┌──
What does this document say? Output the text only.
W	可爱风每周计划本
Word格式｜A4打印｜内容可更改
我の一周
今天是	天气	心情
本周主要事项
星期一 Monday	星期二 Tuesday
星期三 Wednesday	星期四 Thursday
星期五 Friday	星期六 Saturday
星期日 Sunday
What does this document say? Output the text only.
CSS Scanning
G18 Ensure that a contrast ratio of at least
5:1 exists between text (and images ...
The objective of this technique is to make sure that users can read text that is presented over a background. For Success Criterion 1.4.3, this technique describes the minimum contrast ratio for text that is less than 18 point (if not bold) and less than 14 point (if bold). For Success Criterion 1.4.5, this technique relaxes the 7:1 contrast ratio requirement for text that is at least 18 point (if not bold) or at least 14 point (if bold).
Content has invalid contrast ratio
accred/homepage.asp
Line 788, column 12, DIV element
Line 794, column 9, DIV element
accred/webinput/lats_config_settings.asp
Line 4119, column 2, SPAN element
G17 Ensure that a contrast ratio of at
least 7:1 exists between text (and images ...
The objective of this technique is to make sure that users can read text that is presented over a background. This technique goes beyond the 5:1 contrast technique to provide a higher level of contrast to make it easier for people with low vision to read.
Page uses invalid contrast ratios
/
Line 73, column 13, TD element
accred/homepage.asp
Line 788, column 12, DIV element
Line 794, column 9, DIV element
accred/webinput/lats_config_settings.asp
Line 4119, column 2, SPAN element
└──
Print every record exactly as it was given.

-- Task response --
What does this document say? Output the text only.
W	可爱风每周计划本
Word格式｜A4打印｜内容可更改
我の一周
今天是	天气	心情
本周主要事项
星期一 Monday	星期二 Tuesday
星期三 Wednesday	星期四 Thursday
星期五 Friday	星期六 Saturday
星期日 Sunday
What does this document say? Output the text only.
CSS Scanning
G18 Ensure that a contrast ratio of at least
5:1 exists between text (and images ...
The objective of this technique is to make sure that users can read text that is presented over a background. For Success Criterion 1.4.3, this technique describes the minimum contrast ratio for text that is less than 18 point (if not bold) and less than 14 point (if bold). For Success Criterion 1.4.5, this technique relaxes the 7:1 contrast ratio requirement for text that is at least 18 point (if not bold) or at least 14 point (if bold).
Content has invalid contrast ratio
accred/homepage.asp
Line 788, column 12, DIV element
Line 794, column 9, DIV element
accred/webinput/lats_config_settings.asp
Line 4119, column 2, SPAN element
G17 Ensure that a contrast ratio of at
least 7:1 exists between text (and images ...
The objective of this technique is to make sure that users can read text that is presented over a background. This technique goes beyond the 5:1 contrast technique to provide a higher level of contrast to make it easier for people with low vision to read.
Page uses invalid contrast ratios
/
Line 73, column 13, TD element
accred/homepage.asp
Line 788, column 12, DIV element
Line 794, column 9, DIV element
accred/webinput/lats_config_settings.asp
Line 4119, column 2, SPAN element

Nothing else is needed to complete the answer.